+++ Material +++

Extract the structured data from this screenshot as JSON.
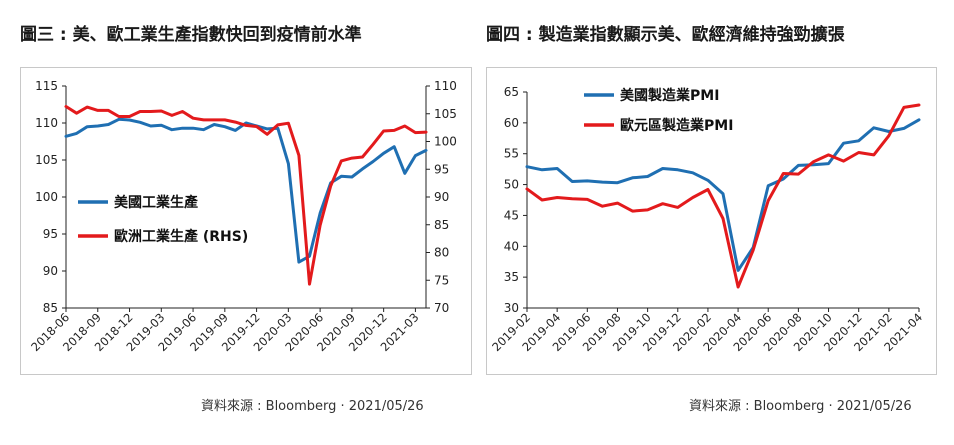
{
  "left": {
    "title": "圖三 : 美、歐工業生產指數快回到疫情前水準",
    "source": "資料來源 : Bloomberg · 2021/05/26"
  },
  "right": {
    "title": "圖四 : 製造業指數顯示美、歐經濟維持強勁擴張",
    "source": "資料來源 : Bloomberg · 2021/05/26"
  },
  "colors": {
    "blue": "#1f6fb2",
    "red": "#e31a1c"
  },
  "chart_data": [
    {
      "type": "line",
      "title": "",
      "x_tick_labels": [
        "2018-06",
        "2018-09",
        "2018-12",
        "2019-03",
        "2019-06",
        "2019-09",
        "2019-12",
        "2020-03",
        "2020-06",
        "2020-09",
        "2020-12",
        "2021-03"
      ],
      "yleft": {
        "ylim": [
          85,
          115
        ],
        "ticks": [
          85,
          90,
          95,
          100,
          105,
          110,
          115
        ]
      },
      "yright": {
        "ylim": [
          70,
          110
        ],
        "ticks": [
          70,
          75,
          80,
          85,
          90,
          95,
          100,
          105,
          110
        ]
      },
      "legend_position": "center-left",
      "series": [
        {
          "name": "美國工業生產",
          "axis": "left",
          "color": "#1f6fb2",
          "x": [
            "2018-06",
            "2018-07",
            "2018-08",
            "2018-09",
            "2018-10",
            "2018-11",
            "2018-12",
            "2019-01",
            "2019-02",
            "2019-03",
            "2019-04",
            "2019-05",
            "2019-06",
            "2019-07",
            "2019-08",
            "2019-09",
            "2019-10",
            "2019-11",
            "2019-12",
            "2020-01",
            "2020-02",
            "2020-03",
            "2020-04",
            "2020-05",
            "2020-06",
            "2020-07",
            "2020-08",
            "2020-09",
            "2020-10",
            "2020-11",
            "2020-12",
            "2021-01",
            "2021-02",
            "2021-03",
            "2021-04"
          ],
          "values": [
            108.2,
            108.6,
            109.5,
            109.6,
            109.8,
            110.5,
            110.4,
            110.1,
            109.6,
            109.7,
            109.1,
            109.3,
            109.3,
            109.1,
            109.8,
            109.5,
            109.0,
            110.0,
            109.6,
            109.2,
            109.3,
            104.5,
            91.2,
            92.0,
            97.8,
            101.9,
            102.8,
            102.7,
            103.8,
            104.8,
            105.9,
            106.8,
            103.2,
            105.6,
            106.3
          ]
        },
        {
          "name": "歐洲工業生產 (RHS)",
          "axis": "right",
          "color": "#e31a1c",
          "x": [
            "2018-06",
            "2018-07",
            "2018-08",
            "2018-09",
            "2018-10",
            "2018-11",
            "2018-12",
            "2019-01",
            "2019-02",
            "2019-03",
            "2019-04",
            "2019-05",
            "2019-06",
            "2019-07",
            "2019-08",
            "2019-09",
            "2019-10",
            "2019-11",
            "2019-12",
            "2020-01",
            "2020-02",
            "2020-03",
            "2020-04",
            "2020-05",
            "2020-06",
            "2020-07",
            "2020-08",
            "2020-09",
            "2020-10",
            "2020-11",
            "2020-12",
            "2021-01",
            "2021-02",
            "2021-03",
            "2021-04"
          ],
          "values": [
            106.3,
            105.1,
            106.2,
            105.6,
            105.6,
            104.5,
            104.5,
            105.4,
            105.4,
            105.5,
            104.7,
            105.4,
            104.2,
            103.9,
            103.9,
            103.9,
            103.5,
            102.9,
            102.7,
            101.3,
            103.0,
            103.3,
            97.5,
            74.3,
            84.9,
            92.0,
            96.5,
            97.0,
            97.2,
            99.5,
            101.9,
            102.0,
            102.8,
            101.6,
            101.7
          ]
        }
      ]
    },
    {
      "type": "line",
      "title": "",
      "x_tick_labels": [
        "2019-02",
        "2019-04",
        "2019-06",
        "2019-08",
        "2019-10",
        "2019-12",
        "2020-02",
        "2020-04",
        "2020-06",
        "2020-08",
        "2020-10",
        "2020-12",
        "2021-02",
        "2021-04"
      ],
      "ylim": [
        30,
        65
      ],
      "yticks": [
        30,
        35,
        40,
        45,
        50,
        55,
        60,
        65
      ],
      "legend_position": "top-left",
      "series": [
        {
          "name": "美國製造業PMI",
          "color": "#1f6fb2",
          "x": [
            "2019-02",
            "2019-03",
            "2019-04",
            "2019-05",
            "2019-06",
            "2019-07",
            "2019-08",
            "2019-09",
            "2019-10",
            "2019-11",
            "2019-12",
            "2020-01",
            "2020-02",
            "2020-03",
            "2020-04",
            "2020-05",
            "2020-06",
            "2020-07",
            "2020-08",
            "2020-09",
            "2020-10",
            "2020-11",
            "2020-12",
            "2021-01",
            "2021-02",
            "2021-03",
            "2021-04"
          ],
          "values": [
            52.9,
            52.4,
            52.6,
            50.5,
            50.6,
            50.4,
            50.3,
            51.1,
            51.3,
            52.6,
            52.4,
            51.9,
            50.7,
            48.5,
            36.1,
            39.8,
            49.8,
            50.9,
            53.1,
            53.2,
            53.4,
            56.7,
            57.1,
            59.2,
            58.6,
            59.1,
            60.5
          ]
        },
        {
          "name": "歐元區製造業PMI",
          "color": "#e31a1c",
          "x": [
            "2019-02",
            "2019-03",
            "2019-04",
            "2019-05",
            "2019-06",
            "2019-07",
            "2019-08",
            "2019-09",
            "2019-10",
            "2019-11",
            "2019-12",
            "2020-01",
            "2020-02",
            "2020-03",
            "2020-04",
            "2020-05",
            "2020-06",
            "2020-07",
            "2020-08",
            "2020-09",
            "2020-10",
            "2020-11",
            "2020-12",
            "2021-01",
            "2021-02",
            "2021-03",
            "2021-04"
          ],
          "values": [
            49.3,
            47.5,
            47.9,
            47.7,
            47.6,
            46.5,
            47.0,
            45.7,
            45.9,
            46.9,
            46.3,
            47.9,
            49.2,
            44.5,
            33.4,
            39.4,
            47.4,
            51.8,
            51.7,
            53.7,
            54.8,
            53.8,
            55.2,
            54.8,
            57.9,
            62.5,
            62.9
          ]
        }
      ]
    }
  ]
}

+++
+++ Material +++

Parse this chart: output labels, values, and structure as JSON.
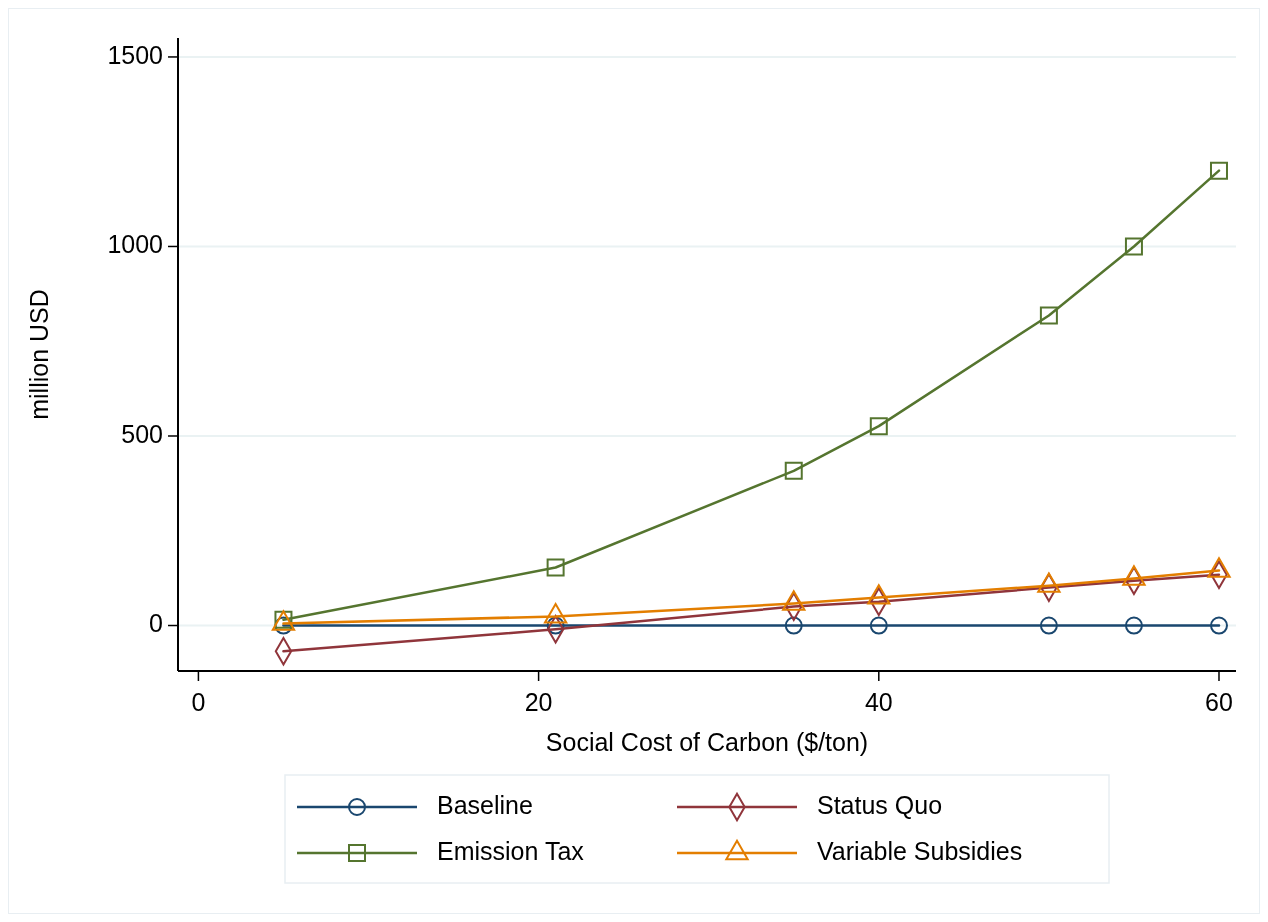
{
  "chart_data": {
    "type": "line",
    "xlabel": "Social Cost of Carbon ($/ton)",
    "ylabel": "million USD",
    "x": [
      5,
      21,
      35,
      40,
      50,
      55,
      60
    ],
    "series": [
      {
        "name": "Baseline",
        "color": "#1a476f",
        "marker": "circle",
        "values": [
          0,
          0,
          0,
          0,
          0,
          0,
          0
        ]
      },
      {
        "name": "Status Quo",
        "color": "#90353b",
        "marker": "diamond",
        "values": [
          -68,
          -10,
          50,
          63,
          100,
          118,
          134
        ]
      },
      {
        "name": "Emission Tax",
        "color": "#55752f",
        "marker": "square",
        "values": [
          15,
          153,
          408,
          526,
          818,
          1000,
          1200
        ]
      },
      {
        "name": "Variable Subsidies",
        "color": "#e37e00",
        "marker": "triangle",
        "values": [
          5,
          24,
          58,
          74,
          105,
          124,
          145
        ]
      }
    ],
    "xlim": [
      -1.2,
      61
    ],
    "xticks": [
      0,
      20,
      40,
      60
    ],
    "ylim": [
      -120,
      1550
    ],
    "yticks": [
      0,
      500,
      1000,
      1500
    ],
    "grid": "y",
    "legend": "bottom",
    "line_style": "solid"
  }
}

+++
+++ Material +++

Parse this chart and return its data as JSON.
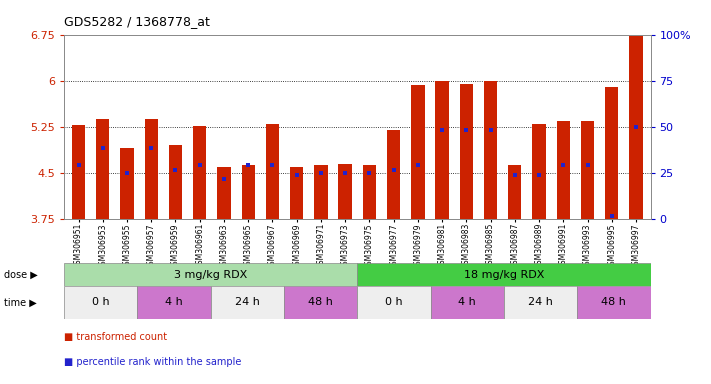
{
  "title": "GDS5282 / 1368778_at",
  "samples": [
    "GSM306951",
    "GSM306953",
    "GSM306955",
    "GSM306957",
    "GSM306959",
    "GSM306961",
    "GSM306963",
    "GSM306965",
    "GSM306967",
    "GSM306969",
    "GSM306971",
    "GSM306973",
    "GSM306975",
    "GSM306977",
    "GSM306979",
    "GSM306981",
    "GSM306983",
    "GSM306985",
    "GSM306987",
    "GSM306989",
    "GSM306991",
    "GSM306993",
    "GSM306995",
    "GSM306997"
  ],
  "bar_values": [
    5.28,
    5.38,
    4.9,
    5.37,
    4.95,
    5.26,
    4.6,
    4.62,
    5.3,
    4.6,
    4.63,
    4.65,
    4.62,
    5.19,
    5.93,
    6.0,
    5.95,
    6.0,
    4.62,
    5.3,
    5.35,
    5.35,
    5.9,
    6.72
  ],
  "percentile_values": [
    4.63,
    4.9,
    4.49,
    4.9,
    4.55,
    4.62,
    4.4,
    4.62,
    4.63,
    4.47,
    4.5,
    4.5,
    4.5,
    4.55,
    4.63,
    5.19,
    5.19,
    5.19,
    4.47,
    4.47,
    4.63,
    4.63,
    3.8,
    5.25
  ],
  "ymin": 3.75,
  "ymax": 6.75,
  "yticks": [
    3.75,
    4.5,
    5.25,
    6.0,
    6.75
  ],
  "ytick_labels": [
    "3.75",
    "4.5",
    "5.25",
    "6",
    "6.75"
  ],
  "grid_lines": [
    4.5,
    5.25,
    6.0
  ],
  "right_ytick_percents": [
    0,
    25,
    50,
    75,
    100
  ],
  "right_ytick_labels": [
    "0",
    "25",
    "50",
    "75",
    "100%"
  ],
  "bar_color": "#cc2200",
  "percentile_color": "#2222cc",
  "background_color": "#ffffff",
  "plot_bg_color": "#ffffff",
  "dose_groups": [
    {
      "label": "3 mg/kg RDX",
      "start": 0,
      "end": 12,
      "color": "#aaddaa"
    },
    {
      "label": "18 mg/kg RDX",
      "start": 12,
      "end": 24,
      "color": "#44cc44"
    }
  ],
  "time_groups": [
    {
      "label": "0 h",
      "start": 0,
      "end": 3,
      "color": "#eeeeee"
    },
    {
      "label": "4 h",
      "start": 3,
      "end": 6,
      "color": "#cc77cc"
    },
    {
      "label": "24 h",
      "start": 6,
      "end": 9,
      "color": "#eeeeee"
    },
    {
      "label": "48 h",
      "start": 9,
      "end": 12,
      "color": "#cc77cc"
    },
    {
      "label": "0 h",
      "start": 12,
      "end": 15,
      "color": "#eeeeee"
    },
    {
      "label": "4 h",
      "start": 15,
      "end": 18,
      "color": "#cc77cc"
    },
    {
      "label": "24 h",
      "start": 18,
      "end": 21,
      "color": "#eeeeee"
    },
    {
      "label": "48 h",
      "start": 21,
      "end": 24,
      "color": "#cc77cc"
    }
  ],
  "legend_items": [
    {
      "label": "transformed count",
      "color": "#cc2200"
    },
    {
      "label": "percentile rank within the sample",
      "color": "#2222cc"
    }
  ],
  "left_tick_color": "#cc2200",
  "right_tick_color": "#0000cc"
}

+++

Filter the records above for lines containing the word "start", and copy those lines.

Solution to this problem:
      "start": 0,
      "start": 12,
      "start": 0,
      "start": 3,
      "start": 6,
      "start": 9,
      "start": 12,
      "start": 15,
      "start": 18,
      "start": 21,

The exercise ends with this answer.